* _Aim_
Copy all lines that contain the word "JSON".

── Supplied data ──

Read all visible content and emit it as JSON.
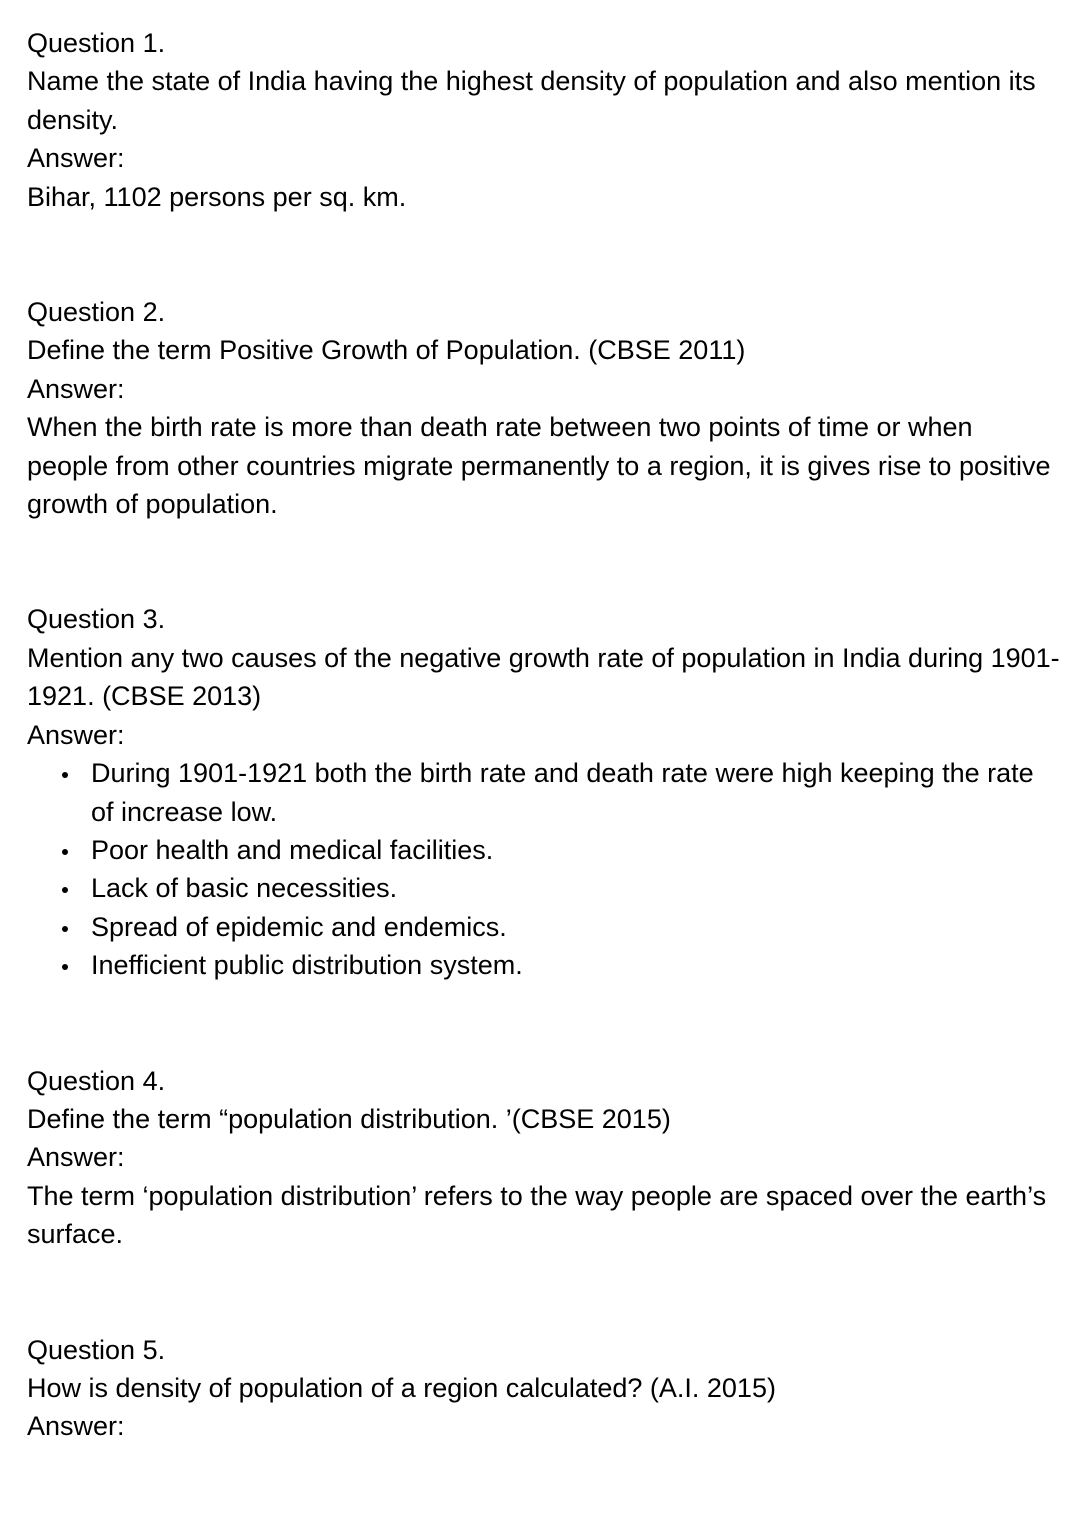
{
  "questions": [
    {
      "heading": "Question 1.",
      "question": "Name the state of India having the highest density of population and also mention its density.",
      "answer_label": "Answer:",
      "answer": "Bihar, 1102 persons per sq. km."
    },
    {
      "heading": "Question 2.",
      "question": "Define the term Positive Growth of Population. (CBSE 2011)",
      "answer_label": "Answer:",
      "answer": "When the birth rate is more than death rate between two points of time or when people from other countries migrate permanently to a region, it is gives rise to positive growth of population."
    },
    {
      "heading": "Question 3.",
      "question": "Mention any two causes of the negative growth rate of population in India during 1901-1921. (CBSE 2013)",
      "answer_label": "Answer:",
      "answer_points": [
        "During 1901-1921 both the birth rate and death rate were high keeping the rate of increase low.",
        "Poor health and medical facilities.",
        "Lack of basic necessities.",
        "Spread of epidemic and endemics.",
        "Inefficient public distribution system."
      ]
    },
    {
      "heading": "Question 4.",
      "question": "Define the term “population distribution. ’(CBSE 2015)",
      "answer_label": "Answer:",
      "answer": "The term ‘population distribution’ refers to the way people are spaced over the earth’s surface."
    },
    {
      "heading": "Question 5.",
      "question": "How is density of population of a region calculated? (A.I. 2015)",
      "answer_label": "Answer:"
    }
  ]
}
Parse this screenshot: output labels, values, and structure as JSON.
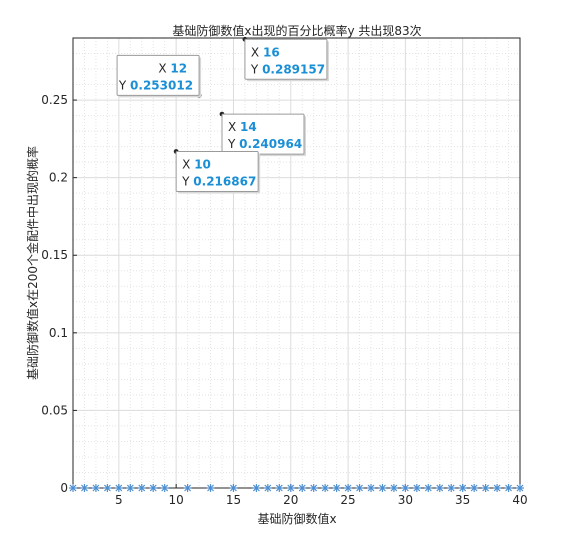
{
  "chart_data": {
    "type": "scatter",
    "title": "基础防御数值x出现的百分比概率y    共出现83次",
    "xlabel": "基础防御数值x",
    "ylabel": "基础防御数值x在200个金配件中出现的概率",
    "xlim": [
      1,
      40
    ],
    "ylim": [
      0,
      0.29
    ],
    "xticks": [
      5,
      10,
      15,
      20,
      25,
      30,
      35,
      40
    ],
    "yticks": [
      0,
      0.05,
      0.1,
      0.15,
      0.2,
      0.25
    ],
    "ytick_labels": [
      "0",
      "0.05",
      "0.1",
      "0.15",
      "0.2",
      "0.25"
    ],
    "grid": "major and minor",
    "marker": "asterisk",
    "marker_color": "#4d8fd1",
    "x": [
      1,
      2,
      3,
      4,
      5,
      6,
      7,
      8,
      9,
      10,
      11,
      12,
      13,
      14,
      15,
      16,
      17,
      18,
      19,
      20,
      21,
      22,
      23,
      24,
      25,
      26,
      27,
      28,
      29,
      30,
      31,
      32,
      33,
      34,
      35,
      36,
      37,
      38,
      39,
      40
    ],
    "y": [
      0,
      0,
      0,
      0,
      0,
      0,
      0,
      0,
      0,
      0.216867,
      0,
      0.253012,
      0,
      0.240964,
      0,
      0.289157,
      0,
      0,
      0,
      0,
      0,
      0,
      0,
      0,
      0,
      0,
      0,
      0,
      0,
      0,
      0,
      0,
      0,
      0,
      0,
      0,
      0,
      0,
      0,
      0
    ],
    "datatips": [
      {
        "x": 12,
        "y": 0.253012,
        "x_label": "12",
        "y_label": "0.253012",
        "side": "left"
      },
      {
        "x": 16,
        "y": 0.289157,
        "x_label": "16",
        "y_label": "0.289157",
        "side": "right"
      },
      {
        "x": 14,
        "y": 0.240964,
        "x_label": "14",
        "y_label": "0.240964",
        "side": "right"
      },
      {
        "x": 10,
        "y": 0.216867,
        "x_label": "10",
        "y_label": "0.216867",
        "side": "right"
      }
    ],
    "datatip_prefix_x": "X",
    "datatip_prefix_y": "Y"
  }
}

───

* _Result_
Read all visible content and emit it as JSON.
Parse this screenshot: output labels, values, and structure as JSON.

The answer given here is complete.